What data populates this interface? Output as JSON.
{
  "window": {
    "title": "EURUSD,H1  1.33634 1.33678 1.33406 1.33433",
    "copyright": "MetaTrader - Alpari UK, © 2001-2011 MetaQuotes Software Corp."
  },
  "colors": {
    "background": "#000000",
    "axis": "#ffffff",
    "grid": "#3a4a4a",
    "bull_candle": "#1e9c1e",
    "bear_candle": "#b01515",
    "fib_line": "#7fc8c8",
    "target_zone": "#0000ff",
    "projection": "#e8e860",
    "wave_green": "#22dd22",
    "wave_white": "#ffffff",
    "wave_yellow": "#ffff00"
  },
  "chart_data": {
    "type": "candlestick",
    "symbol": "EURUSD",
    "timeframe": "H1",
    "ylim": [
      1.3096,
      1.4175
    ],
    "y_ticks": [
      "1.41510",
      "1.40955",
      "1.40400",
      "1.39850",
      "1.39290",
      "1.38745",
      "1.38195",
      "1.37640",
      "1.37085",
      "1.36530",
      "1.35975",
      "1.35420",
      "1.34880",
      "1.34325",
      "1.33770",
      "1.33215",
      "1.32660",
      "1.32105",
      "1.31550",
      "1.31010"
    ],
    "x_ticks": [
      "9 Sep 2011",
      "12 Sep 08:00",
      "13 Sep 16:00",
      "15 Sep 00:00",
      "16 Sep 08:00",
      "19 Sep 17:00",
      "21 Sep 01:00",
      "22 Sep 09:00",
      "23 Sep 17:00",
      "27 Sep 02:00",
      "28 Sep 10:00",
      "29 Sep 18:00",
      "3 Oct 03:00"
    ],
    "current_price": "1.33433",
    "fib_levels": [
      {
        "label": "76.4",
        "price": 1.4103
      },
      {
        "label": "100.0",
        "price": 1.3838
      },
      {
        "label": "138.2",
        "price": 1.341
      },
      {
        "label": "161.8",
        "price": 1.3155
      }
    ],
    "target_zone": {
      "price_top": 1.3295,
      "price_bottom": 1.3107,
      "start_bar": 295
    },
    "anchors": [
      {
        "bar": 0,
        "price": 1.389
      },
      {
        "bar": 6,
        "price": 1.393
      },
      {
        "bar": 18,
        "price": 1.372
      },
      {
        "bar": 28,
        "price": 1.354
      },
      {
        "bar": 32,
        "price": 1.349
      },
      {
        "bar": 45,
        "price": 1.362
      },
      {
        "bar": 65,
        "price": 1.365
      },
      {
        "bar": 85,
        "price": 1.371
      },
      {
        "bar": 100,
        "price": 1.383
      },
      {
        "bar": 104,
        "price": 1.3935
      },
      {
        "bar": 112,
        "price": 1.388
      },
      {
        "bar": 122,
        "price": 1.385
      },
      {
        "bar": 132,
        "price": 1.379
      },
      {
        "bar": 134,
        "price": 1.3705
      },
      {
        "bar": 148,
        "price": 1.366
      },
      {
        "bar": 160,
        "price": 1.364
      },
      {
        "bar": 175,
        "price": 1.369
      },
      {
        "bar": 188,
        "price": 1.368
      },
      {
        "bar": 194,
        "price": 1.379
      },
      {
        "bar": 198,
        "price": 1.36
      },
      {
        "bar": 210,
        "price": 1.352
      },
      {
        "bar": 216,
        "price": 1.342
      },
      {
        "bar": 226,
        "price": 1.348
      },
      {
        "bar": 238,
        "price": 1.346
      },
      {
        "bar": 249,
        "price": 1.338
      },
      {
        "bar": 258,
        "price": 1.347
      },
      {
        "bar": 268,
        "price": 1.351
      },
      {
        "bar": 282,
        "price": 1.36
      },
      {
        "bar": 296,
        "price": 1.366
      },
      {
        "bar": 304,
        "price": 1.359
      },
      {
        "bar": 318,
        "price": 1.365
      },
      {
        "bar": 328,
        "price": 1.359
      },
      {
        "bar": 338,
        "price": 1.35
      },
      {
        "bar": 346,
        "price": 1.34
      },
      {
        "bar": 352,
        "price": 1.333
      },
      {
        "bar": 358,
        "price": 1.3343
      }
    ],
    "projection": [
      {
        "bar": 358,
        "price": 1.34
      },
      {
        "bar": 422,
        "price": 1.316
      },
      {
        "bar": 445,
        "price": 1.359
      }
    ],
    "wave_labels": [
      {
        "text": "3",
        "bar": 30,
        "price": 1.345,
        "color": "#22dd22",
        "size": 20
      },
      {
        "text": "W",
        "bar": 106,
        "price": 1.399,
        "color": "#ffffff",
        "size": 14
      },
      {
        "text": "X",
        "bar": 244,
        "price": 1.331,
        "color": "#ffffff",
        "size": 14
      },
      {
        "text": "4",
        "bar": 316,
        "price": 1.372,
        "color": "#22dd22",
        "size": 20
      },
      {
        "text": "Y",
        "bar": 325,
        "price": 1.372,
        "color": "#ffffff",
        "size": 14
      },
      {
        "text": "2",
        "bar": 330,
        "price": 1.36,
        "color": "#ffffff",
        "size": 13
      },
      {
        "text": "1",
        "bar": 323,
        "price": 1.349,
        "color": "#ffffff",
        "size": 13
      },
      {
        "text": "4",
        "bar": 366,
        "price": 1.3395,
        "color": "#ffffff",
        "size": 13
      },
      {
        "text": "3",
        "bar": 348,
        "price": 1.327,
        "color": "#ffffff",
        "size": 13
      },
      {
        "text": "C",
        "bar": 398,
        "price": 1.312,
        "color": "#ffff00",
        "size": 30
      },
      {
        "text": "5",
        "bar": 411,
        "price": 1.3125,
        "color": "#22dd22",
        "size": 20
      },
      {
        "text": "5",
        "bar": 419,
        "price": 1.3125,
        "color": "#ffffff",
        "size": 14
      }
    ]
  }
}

————

§ **Job**: Of the lines in the listing above, how many hold the string "text"? Reply with the number only.

§ **Full answer**: 12